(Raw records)

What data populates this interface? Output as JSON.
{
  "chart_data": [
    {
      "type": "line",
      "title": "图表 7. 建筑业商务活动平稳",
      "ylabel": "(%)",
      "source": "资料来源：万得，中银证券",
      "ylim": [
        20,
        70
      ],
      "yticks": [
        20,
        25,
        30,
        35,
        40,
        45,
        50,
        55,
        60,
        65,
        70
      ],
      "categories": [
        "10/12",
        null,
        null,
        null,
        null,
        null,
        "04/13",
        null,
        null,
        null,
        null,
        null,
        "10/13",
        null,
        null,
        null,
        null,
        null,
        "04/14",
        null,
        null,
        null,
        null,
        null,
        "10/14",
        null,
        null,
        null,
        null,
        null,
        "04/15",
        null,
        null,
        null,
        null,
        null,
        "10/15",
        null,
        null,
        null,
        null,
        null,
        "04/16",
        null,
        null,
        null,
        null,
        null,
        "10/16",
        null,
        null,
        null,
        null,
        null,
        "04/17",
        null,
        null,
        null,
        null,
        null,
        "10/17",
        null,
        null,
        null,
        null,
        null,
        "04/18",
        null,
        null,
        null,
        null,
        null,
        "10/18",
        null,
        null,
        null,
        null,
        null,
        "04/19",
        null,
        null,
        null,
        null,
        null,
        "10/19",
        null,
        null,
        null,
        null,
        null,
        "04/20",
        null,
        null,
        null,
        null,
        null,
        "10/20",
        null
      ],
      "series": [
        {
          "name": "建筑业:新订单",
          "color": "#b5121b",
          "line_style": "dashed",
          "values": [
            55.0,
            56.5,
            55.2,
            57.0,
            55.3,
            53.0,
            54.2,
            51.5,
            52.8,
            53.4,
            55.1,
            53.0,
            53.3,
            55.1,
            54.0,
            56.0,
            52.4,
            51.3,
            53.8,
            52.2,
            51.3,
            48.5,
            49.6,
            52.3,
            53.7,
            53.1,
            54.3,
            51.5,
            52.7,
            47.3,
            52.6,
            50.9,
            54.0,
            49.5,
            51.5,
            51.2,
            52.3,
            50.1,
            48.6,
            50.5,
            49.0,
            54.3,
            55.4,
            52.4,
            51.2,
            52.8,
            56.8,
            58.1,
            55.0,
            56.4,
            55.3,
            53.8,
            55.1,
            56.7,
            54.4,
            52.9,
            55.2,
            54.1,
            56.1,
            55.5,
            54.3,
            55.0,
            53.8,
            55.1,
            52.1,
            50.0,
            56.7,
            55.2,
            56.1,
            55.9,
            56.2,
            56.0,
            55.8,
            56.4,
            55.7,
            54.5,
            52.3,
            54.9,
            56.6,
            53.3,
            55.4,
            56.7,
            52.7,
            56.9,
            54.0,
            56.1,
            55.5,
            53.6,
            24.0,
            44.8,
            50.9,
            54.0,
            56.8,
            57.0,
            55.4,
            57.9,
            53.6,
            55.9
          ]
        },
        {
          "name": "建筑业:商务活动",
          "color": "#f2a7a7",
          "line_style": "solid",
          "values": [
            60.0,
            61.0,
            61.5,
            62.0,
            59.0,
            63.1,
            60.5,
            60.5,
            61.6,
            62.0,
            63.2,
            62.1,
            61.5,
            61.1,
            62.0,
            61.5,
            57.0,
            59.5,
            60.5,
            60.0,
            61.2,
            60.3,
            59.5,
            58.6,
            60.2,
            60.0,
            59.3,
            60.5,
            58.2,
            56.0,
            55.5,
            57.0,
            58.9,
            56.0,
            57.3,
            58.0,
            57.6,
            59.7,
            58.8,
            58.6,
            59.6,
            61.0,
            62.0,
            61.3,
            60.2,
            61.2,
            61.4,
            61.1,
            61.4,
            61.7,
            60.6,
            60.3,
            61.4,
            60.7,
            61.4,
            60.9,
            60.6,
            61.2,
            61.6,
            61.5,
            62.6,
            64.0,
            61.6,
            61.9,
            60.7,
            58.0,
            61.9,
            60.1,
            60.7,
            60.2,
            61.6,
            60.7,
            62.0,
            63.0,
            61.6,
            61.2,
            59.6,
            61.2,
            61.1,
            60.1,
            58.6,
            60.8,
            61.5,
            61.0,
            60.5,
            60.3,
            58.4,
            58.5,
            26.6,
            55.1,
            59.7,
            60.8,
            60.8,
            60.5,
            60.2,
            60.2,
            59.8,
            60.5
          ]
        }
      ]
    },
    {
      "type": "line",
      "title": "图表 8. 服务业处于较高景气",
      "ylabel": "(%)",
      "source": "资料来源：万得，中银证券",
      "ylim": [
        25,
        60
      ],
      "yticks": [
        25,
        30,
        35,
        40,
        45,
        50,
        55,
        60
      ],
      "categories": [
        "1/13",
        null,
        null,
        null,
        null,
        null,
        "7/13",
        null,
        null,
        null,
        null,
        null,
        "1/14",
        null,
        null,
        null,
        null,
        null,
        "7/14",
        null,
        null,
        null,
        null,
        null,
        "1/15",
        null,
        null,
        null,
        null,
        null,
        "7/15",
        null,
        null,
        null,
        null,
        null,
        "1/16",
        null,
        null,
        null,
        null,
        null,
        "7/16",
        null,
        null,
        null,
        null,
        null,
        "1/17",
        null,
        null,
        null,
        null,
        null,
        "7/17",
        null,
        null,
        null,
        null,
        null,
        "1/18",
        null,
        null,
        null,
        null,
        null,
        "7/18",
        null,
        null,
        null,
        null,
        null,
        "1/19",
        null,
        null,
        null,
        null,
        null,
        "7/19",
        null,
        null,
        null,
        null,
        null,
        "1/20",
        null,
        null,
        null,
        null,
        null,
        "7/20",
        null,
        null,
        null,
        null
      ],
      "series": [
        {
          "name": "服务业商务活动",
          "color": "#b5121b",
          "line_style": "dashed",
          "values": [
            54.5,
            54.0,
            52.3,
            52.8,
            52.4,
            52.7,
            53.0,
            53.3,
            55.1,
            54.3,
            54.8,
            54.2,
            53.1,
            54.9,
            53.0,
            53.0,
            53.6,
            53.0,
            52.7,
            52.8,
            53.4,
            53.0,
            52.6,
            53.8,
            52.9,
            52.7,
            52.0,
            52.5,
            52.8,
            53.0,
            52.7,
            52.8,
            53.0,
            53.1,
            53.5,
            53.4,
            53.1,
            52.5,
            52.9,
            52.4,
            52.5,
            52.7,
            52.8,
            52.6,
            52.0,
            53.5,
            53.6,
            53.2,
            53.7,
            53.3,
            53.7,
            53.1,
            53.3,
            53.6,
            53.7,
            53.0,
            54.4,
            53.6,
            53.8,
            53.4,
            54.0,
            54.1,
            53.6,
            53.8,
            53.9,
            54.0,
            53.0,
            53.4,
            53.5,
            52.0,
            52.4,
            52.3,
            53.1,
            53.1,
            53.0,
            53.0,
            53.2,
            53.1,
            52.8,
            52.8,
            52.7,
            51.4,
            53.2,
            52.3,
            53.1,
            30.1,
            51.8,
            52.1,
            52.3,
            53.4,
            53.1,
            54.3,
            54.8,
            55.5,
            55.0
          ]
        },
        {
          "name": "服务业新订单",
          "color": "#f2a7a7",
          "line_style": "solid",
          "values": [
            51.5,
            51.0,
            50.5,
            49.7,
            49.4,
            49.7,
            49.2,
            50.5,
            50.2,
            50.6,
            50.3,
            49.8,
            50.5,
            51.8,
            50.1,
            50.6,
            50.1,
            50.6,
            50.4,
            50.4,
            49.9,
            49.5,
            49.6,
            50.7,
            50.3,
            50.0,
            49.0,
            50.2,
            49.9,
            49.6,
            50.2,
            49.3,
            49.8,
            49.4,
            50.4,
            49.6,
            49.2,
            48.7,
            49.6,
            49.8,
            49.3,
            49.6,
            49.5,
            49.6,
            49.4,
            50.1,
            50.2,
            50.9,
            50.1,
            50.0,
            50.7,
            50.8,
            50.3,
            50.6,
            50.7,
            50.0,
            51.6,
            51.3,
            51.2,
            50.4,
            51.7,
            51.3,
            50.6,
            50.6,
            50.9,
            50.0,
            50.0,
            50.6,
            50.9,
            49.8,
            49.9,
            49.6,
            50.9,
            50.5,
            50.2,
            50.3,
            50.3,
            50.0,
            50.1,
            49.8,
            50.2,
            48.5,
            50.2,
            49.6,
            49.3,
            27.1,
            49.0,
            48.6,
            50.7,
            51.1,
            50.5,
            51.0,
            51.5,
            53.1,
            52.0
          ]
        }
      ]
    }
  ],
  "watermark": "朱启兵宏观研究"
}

◆ EXERCISE INSTRUCTIONS
In the data above, how many lines contain the string "title"? Answer with the number only.

◆ RESULT OF THIS EXERCISE
2